## What is asked
Reproduce the entries below in full, word for word.
— START OF Supplied records —
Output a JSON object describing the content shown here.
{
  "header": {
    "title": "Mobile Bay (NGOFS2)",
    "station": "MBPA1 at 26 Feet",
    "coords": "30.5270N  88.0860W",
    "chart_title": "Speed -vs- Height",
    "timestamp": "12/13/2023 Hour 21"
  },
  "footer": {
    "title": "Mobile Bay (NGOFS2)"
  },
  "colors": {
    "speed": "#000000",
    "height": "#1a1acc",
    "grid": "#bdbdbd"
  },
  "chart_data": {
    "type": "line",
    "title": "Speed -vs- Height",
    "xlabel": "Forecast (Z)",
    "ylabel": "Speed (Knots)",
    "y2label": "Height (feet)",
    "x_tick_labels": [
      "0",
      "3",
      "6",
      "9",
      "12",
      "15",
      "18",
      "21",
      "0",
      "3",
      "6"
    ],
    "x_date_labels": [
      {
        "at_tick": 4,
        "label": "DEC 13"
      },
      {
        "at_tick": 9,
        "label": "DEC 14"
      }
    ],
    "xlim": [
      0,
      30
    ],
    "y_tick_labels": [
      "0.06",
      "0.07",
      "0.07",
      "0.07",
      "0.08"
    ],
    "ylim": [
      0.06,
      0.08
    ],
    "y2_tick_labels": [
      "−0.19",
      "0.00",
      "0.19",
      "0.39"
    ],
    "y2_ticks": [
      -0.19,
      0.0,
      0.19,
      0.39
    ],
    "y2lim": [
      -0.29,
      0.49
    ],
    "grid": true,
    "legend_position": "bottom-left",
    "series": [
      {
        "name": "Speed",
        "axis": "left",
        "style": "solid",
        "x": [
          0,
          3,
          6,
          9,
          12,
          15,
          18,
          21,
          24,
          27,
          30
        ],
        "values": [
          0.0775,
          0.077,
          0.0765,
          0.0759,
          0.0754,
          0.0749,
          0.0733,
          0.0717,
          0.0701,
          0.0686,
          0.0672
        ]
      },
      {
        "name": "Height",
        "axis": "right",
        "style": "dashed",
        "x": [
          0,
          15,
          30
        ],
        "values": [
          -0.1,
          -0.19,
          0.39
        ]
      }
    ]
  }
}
— END OF Supplied records —
## Full solution
Output a JSON object describing the content shown here.
{
  "header": {
    "title": "Mobile Bay (NGOFS2)",
    "station": "MBPA1 at 26 Feet",
    "coords": "30.5270N  88.0860W",
    "chart_title": "Speed -vs- Height",
    "timestamp": "12/13/2023 Hour 21"
  },
  "footer": {
    "title": "Mobile Bay (NGOFS2)"
  },
  "colors": {
    "speed": "#000000",
    "height": "#1a1acc",
    "grid": "#bdbdbd"
  },
  "chart_data": {
    "type": "line",
    "title": "Speed -vs- Height",
    "xlabel": "Forecast (Z)",
    "ylabel": "Speed (Knots)",
    "y2label": "Height (feet)",
    "x_tick_labels": [
      "0",
      "3",
      "6",
      "9",
      "12",
      "15",
      "18",
      "21",
      "0",
      "3",
      "6"
    ],
    "x_date_labels": [
      {
        "at_tick": 4,
        "label": "DEC 13"
      },
      {
        "at_tick": 9,
        "label": "DEC 14"
      }
    ],
    "xlim": [
      0,
      30
    ],
    "y_tick_labels": [
      "0.06",
      "0.07",
      "0.07",
      "0.07",
      "0.08"
    ],
    "ylim": [
      0.06,
      0.08
    ],
    "y2_tick_labels": [
      "−0.19",
      "0.00",
      "0.19",
      "0.39"
    ],
    "y2_ticks": [
      -0.19,
      0.0,
      0.19,
      0.39
    ],
    "y2lim": [
      -0.29,
      0.49
    ],
    "grid": true,
    "legend_position": "bottom-left",
    "series": [
      {
        "name": "Speed",
        "axis": "left",
        "style": "solid",
        "x": [
          0,
          3,
          6,
          9,
          12,
          15,
          18,
          21,
          24,
          27,
          30
        ],
        "values": [
          0.0775,
          0.077,
          0.0765,
          0.0759,
          0.0754,
          0.0749,
          0.0733,
          0.0717,
          0.0701,
          0.0686,
          0.0672
        ]
      },
      {
        "name": "Height",
        "axis": "right",
        "style": "dashed",
        "x": [
          0,
          15,
          30
        ],
        "values": [
          -0.1,
          -0.19,
          0.39
        ]
      }
    ]
  }
}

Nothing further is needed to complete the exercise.